===== Entries =====

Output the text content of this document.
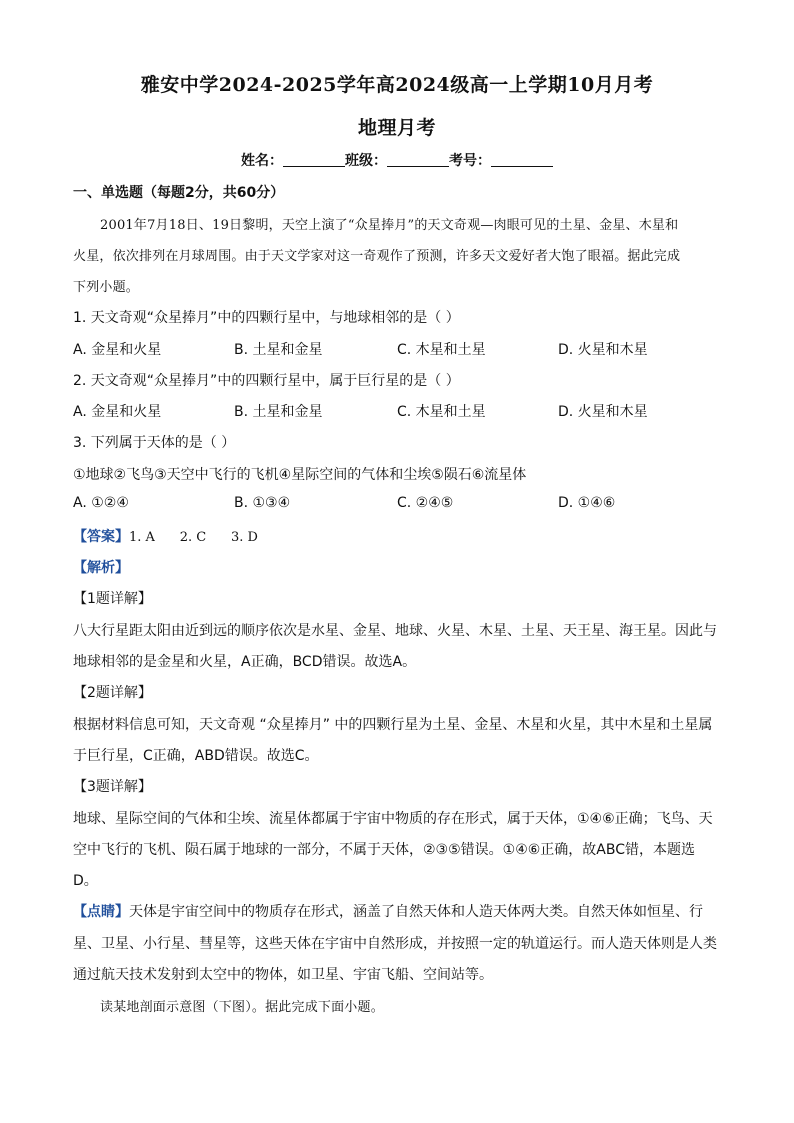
雅安中学2024-2025学年高2024级高一上学期10月月考
地理月考
姓名：	班级：	考号：
一、单选题（每题2分，共60分）
2001年7月18日、19日黎明，天空上演了“众星捧月”的天文奇观—肉眼可见的土星、金星、木星和
火星，依次排列在月球周围。由于天文学家对这一奇观作了预测，许多天文爱好者大饱了眼福。据此完成
下列小题。
1. 天文奇观“众星捧月”中的四颗行星中，与地球相邻的是（ ）
A. 金星和火星	B. 土星和金星	C. 木星和土星	D. 火星和木星
2. 天文奇观“众星捧月”中的四颗行星中，属于巨行星的是（ ）
A. 金星和火星	B. 土星和金星	C. 木星和土星	D. 火星和木星
3. 下列属于天体的是（ ）
①地球②飞鸟③天空中飞行的飞机④星际空间的气体和尘埃⑤陨石⑥流星体
A. ①②④	B. ①③④	C. ②④⑤	D. ①④⑥
【答案】1. A      2. C      3. D
【解析】
【1题详解】
八大行星距太阳由近到远的顺序依次是水星、金星、地球、火星、木星、土星、天王星、海王星。因此与
地球相邻的是金星和火星，A正确，BCD错误。故选A。
【2题详解】
根据材料信息可知，天文奇观 “众星捧月” 中的四颗行星为土星、金星、木星和火星，其中木星和土星属
于巨行星，C正确，ABD错误。故选C。
【3题详解】
地球、星际空间的气体和尘埃、流星体都属于宇宙中物质的存在形式，属于天体，①④⑥正确；飞鸟、天
空中飞行的飞机、陨石属于地球的一部分，不属于天体，②③⑤错误。①④⑥正确，故ABC错，本题选
D。
【点睛】天体是宇宙空间中的物质存在形式，涵盖了自然天体和人造天体两大类。自然天体如恒星、行
星、卫星、小行星、彗星等，这些天体在宇宙中自然形成，并按照一定的轨道运行。而人造天体则是人类
通过航天技术发射到太空中的物体，如卫星、宇宙飞船、空间站等。
读某地剖面示意图（下图）。据此完成下面小题。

=====

§ Task statement: Print the full listing exactly, dropping the pictures.

§ Answer to this task:
Output the text content of this document.
雅安中学2024-2025学年高2024级高一上学期10月月考
地理月考
姓名：	班级：	考号：
一、单选题（每题2分，共60分）
2001年7月18日、19日黎明，天空上演了“众星捧月”的天文奇观—肉眼可见的土星、金星、木星和
火星，依次排列在月球周围。由于天文学家对这一奇观作了预测，许多天文爱好者大饱了眼福。据此完成
下列小题。
1. 天文奇观“众星捧月”中的四颗行星中，与地球相邻的是（ ）
A. 金星和火星	B. 土星和金星	C. 木星和土星	D. 火星和木星
2. 天文奇观“众星捧月”中的四颗行星中，属于巨行星的是（ ）
A. 金星和火星	B. 土星和金星	C. 木星和土星	D. 火星和木星
3. 下列属于天体的是（ ）
①地球②飞鸟③天空中飞行的飞机④星际空间的气体和尘埃⑤陨石⑥流星体
A. ①②④	B. ①③④	C. ②④⑤	D. ①④⑥
【答案】1. A      2. C      3. D
【解析】
【1题详解】
八大行星距太阳由近到远的顺序依次是水星、金星、地球、火星、木星、土星、天王星、海王星。因此与
地球相邻的是金星和火星，A正确，BCD错误。故选A。
【2题详解】
根据材料信息可知，天文奇观 “众星捧月” 中的四颗行星为土星、金星、木星和火星，其中木星和土星属
于巨行星，C正确，ABD错误。故选C。
【3题详解】
地球、星际空间的气体和尘埃、流星体都属于宇宙中物质的存在形式，属于天体，①④⑥正确；飞鸟、天
空中飞行的飞机、陨石属于地球的一部分，不属于天体，②③⑤错误。①④⑥正确，故ABC错，本题选
D。
【点睛】天体是宇宙空间中的物质存在形式，涵盖了自然天体和人造天体两大类。自然天体如恒星、行
星、卫星、小行星、彗星等，这些天体在宇宙中自然形成，并按照一定的轨道运行。而人造天体则是人类
通过航天技术发射到太空中的物体，如卫星、宇宙飞船、空间站等。
读某地剖面示意图（下图）。据此完成下面小题。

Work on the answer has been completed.